What you need to do:
Show all lines that include the string "দফতর"; copy each one.

Material provided:
▼

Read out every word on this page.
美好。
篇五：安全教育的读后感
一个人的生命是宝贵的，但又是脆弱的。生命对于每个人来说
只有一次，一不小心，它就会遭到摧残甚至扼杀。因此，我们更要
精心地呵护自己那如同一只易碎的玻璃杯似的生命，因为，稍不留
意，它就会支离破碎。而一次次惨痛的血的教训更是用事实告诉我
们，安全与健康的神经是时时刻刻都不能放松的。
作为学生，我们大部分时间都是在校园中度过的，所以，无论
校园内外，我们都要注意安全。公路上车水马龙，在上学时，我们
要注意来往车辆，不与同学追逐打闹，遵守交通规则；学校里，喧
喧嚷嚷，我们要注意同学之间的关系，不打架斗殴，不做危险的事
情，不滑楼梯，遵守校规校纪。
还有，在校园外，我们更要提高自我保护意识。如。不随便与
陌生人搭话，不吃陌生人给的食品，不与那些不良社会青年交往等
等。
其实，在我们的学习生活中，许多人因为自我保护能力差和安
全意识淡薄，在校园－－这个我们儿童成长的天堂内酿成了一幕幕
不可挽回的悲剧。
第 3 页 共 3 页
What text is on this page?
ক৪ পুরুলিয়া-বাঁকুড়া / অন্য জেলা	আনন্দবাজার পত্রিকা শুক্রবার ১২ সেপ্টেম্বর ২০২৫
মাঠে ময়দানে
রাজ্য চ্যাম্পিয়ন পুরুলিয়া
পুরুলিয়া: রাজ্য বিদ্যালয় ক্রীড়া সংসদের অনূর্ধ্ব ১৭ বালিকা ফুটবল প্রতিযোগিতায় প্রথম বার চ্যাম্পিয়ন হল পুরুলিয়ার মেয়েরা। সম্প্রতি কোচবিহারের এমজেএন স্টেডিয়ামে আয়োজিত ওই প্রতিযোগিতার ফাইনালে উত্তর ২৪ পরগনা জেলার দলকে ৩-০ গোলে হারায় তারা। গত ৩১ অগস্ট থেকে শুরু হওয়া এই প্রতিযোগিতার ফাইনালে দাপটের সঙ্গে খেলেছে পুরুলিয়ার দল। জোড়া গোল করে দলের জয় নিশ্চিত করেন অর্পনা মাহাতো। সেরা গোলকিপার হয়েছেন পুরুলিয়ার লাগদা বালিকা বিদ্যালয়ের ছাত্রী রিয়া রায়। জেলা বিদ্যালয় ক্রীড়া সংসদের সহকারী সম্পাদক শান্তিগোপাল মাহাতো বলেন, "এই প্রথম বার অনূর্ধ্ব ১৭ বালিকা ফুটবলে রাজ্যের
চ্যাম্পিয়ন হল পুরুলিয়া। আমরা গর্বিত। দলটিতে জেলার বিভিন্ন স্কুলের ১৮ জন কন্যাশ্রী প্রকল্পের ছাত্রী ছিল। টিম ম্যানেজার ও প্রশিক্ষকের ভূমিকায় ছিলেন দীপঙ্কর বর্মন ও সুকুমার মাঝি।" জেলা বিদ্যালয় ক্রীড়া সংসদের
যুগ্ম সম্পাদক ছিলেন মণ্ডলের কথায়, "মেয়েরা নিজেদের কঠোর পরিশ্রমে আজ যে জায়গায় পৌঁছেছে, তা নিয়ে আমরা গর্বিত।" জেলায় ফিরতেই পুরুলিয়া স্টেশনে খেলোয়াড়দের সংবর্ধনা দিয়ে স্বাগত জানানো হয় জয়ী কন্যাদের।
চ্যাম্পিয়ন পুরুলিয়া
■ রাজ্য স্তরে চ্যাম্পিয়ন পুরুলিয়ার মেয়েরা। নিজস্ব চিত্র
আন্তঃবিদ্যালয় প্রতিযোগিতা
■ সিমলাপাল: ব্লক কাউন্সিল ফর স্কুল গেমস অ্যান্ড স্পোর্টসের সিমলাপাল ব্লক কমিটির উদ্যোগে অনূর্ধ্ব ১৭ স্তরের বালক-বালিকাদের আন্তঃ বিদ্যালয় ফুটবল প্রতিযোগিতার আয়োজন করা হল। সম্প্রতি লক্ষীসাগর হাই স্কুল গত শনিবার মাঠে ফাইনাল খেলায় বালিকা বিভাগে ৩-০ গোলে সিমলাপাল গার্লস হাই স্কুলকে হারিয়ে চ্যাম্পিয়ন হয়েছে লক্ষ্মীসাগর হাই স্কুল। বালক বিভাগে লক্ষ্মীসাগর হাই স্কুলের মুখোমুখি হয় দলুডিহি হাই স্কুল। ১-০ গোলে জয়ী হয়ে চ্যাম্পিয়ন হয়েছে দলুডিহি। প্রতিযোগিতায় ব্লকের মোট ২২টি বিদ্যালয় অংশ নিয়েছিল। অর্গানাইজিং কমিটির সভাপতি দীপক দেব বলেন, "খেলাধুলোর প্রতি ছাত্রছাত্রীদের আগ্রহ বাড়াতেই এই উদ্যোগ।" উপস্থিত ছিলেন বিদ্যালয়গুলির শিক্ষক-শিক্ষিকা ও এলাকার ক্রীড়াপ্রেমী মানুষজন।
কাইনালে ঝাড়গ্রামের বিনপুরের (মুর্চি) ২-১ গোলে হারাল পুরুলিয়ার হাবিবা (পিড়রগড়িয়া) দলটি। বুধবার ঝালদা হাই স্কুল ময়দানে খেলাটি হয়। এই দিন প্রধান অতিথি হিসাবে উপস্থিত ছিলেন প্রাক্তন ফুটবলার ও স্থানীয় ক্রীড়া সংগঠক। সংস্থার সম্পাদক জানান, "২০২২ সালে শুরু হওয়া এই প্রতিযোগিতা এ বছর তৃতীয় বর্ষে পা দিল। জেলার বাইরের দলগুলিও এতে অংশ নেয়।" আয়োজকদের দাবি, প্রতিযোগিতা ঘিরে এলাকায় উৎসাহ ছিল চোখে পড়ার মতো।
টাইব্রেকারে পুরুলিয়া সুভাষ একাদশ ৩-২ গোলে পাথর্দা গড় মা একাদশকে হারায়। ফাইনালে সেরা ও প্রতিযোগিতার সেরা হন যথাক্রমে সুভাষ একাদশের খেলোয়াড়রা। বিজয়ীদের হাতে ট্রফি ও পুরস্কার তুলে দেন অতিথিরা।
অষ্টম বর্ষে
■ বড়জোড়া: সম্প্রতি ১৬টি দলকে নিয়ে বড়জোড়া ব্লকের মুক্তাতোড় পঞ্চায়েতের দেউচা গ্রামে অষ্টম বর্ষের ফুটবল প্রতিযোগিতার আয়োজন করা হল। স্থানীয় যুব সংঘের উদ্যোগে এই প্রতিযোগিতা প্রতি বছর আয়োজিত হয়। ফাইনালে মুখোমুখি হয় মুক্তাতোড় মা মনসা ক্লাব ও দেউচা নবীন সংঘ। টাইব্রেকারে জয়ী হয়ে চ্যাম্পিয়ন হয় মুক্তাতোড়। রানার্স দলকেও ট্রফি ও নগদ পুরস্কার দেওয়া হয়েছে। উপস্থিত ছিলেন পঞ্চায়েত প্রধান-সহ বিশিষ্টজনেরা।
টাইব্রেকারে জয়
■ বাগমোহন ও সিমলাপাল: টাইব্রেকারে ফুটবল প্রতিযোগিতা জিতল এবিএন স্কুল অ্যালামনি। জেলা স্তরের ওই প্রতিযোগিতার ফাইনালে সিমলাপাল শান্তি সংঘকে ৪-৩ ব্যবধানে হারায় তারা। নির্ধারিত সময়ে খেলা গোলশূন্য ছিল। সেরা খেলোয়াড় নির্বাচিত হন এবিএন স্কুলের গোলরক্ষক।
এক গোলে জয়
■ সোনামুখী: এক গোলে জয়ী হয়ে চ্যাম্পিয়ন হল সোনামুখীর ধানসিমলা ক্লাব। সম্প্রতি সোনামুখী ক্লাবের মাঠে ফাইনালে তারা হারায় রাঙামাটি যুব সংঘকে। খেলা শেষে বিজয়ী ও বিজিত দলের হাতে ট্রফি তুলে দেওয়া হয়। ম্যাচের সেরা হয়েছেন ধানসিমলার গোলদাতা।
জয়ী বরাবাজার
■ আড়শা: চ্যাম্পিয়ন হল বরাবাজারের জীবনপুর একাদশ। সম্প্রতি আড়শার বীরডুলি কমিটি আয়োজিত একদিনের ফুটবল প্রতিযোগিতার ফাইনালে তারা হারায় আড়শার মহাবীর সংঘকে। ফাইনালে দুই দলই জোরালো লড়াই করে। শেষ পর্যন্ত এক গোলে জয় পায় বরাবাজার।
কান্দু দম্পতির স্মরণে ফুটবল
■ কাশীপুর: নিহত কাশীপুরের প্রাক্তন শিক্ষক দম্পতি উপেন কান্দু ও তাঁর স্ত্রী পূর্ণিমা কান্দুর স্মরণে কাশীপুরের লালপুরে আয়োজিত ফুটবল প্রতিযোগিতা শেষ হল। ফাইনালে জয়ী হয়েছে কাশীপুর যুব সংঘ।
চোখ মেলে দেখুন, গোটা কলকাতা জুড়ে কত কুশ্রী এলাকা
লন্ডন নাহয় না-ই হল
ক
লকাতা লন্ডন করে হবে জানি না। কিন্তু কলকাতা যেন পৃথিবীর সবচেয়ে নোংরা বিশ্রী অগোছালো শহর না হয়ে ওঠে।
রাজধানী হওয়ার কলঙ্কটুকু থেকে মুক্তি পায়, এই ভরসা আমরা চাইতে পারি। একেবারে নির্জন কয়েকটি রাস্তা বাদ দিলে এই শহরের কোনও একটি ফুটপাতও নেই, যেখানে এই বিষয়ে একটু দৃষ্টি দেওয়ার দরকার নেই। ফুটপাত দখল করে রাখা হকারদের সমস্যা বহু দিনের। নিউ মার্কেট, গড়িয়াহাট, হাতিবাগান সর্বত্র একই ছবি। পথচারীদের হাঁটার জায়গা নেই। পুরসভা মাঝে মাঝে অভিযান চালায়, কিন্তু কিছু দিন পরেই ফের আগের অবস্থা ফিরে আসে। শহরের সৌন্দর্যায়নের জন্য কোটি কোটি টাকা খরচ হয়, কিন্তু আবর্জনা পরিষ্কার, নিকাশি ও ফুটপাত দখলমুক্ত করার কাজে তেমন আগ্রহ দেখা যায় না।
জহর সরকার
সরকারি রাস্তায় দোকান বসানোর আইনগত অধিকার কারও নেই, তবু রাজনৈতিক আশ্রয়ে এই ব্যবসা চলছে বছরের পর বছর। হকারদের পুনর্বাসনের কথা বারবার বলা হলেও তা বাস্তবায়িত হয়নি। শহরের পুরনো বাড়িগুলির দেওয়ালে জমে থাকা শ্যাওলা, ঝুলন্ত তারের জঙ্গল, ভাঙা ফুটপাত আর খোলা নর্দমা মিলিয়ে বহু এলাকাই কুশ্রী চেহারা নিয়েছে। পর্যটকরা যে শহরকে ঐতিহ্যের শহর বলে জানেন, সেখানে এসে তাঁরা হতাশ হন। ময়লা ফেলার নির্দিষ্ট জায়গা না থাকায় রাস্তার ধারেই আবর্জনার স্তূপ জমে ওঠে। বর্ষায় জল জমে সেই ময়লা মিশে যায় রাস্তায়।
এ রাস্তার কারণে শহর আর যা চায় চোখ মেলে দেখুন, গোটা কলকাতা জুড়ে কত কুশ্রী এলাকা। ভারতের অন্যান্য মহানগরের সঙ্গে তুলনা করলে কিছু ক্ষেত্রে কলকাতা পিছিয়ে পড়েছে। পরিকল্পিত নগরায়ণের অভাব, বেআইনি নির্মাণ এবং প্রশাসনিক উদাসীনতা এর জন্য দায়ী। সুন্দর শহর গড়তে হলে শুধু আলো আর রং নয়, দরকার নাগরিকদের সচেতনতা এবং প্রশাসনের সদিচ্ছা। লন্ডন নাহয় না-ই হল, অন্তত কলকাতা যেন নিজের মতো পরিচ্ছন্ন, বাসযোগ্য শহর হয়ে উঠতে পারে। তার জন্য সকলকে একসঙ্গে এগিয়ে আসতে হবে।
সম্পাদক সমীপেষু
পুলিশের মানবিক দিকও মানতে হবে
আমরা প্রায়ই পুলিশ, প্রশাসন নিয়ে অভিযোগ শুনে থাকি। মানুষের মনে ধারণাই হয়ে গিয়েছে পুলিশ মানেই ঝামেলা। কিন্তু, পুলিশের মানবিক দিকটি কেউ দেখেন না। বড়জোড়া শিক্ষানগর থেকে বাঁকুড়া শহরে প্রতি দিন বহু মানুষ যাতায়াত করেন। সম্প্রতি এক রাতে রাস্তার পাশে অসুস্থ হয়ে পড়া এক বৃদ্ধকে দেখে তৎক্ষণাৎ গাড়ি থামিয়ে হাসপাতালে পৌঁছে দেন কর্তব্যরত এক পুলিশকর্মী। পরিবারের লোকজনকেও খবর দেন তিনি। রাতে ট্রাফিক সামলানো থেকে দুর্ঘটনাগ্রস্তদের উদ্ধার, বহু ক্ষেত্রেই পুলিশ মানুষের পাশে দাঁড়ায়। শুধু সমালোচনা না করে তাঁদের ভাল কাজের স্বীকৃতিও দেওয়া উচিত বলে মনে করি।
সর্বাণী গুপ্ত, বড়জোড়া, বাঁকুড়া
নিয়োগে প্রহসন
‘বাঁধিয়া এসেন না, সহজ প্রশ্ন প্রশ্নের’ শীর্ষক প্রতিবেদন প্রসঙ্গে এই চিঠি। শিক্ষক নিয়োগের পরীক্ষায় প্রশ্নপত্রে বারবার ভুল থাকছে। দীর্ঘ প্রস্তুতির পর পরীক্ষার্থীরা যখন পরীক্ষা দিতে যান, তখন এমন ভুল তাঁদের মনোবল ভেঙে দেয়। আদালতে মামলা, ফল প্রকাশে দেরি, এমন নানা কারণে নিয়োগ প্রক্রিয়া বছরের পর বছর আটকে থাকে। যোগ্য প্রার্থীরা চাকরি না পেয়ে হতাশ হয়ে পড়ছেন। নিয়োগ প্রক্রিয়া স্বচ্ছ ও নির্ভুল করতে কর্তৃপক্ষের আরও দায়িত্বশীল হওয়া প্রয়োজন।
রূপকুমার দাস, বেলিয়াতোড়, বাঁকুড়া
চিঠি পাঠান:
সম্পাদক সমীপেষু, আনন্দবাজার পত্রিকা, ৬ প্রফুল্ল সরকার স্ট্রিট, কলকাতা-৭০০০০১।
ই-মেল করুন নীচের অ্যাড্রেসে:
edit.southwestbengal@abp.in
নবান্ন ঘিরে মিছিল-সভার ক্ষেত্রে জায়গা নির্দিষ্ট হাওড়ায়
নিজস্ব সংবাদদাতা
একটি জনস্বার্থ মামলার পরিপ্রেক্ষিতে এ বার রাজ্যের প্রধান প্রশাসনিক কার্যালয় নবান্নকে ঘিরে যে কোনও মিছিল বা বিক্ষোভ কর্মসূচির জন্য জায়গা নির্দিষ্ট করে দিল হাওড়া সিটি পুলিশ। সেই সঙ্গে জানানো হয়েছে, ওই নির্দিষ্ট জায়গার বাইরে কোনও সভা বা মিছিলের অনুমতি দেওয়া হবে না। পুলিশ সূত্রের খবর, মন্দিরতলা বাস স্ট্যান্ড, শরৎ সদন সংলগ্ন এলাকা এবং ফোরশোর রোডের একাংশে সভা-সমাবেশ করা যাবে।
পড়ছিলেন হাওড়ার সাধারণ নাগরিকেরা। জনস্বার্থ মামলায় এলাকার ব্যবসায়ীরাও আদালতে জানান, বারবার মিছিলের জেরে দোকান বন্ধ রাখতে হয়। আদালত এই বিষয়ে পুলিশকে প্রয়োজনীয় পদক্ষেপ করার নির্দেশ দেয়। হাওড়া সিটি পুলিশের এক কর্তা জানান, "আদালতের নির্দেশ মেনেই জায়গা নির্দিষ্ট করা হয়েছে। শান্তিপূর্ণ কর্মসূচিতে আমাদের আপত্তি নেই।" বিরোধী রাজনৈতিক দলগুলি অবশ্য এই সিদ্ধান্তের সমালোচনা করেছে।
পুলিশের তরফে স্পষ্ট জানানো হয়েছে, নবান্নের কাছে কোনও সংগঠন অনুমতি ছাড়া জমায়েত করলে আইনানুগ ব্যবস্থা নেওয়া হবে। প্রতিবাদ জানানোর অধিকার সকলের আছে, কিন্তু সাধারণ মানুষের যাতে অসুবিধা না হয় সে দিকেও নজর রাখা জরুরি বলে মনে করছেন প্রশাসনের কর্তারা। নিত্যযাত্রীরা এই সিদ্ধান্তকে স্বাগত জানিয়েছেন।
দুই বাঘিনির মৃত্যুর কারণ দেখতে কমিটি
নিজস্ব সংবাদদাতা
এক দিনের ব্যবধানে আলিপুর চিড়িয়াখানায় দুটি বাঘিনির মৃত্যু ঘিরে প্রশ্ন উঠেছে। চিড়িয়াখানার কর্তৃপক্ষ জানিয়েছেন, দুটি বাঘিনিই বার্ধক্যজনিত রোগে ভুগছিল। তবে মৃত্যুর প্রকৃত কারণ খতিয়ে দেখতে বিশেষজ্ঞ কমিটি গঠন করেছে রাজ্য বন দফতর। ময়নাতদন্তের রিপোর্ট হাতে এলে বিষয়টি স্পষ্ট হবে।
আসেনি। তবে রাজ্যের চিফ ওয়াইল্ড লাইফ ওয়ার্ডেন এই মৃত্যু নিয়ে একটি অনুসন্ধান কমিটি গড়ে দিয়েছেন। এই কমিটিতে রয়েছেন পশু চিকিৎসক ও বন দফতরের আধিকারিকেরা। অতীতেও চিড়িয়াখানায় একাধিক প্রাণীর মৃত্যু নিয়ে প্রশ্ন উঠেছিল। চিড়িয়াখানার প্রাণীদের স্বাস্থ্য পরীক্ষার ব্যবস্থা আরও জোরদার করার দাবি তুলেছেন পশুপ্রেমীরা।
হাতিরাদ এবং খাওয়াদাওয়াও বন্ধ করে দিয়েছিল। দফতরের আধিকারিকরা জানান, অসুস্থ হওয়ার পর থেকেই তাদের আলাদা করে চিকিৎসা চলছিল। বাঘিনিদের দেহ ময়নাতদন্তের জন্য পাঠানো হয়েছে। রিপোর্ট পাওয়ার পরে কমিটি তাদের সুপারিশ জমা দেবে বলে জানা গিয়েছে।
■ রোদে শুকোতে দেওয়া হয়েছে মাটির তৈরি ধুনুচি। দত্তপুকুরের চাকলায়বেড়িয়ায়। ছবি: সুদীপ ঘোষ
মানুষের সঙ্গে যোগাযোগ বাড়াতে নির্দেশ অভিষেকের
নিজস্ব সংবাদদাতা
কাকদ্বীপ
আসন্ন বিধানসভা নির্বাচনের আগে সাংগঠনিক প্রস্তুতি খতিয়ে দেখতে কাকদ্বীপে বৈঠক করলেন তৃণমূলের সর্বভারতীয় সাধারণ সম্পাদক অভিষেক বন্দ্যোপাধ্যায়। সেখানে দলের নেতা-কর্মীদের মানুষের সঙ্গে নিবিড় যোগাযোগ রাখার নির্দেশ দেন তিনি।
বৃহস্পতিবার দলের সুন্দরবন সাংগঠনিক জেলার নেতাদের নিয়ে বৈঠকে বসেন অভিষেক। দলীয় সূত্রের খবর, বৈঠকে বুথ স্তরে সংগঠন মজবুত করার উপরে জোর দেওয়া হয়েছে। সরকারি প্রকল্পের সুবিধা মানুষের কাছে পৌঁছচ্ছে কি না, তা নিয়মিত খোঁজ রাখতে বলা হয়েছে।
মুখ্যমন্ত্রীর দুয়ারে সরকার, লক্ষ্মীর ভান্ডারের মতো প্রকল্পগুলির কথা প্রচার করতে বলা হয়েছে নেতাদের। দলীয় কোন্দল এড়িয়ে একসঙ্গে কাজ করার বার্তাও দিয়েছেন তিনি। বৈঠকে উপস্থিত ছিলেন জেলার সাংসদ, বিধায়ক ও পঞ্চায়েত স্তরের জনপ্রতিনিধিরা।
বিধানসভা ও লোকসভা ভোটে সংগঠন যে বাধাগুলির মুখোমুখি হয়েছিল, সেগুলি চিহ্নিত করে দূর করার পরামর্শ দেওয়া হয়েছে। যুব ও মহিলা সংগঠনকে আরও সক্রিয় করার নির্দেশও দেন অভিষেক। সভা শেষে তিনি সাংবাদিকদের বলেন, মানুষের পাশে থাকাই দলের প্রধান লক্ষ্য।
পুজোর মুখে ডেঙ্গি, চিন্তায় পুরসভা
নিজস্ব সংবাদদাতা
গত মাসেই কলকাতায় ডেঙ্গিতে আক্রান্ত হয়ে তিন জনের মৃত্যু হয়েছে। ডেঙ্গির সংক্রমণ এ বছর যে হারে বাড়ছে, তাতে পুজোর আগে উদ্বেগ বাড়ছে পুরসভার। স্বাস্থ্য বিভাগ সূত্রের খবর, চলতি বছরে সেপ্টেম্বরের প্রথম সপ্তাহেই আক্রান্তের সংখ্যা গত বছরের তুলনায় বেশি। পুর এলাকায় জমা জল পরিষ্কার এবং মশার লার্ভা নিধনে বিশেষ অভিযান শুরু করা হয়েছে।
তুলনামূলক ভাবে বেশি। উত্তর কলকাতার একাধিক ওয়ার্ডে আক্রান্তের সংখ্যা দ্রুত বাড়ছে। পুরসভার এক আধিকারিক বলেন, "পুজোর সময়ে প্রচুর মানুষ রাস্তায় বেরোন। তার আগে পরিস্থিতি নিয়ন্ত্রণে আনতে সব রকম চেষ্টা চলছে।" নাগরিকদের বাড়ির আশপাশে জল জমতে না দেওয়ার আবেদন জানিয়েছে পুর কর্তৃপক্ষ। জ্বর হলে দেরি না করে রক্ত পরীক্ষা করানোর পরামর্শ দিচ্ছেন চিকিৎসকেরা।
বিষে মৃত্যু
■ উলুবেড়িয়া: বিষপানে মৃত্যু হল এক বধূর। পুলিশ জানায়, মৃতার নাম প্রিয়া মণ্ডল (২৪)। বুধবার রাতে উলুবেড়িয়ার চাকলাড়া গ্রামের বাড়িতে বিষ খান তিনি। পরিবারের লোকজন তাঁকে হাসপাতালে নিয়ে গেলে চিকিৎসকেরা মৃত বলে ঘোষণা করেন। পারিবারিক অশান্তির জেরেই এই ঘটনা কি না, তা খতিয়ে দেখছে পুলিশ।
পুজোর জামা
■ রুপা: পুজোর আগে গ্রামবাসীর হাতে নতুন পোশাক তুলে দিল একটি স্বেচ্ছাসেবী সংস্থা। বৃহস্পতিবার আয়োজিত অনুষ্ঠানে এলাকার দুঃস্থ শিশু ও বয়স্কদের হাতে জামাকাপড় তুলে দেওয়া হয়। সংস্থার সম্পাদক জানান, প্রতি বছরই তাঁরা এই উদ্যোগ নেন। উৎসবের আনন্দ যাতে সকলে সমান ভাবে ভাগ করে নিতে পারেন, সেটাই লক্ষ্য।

▲

Answer to the exercise:
এক দিনের ব্যবধানে আলিপুর চিড়িয়াখানায় দুটি বাঘিনির মৃত্যু ঘিরে প্রশ্ন উঠেছে। চিড়িয়াখানার কর্তৃপক্ষ জানিয়েছেন, দুটি বাঘিনিই বার্ধক্যজনিত রোগে ভুগছিল। তবে মৃত্যুর প্রকৃত কারণ খতিয়ে দেখতে বিশেষজ্ঞ কমিটি গঠন করেছে রাজ্য বন দফতর। ময়নাতদন্তের রিপোর্ট হাতে এলে বিষয়টি স্পষ্ট হবে।
আসেনি। তবে রাজ্যের চিফ ওয়াইল্ড লাইফ ওয়ার্ডেন এই মৃত্যু নিয়ে একটি অনুসন্ধান কমিটি গড়ে দিয়েছেন। এই কমিটিতে রয়েছেন পশু চিকিৎসক ও বন দফতরের আধিকারিকেরা। অতীতেও চিড়িয়াখানায় একাধিক প্রাণীর মৃত্যু নিয়ে প্রশ্ন উঠেছিল। চিড়িয়াখানার প্রাণীদের স্বাস্থ্য পরীক্ষার ব্যবস্থা আরও জোরদার করার দাবি তুলেছেন পশুপ্রেমীরা।
হাতিরাদ এবং খাওয়াদাওয়াও বন্ধ করে দিয়েছিল। দফতরের আধিকারিকরা জানান, অসুস্থ হওয়ার পর থেকেই তাদের আলাদা করে চিকিৎসা চলছিল। বাঘিনিদের দেহ ময়নাতদন্তের জন্য পাঠানো হয়েছে। রিপোর্ট পাওয়ার পরে কমিটি তাদের সুপারিশ জমা দেবে বলে জানা গিয়েছে।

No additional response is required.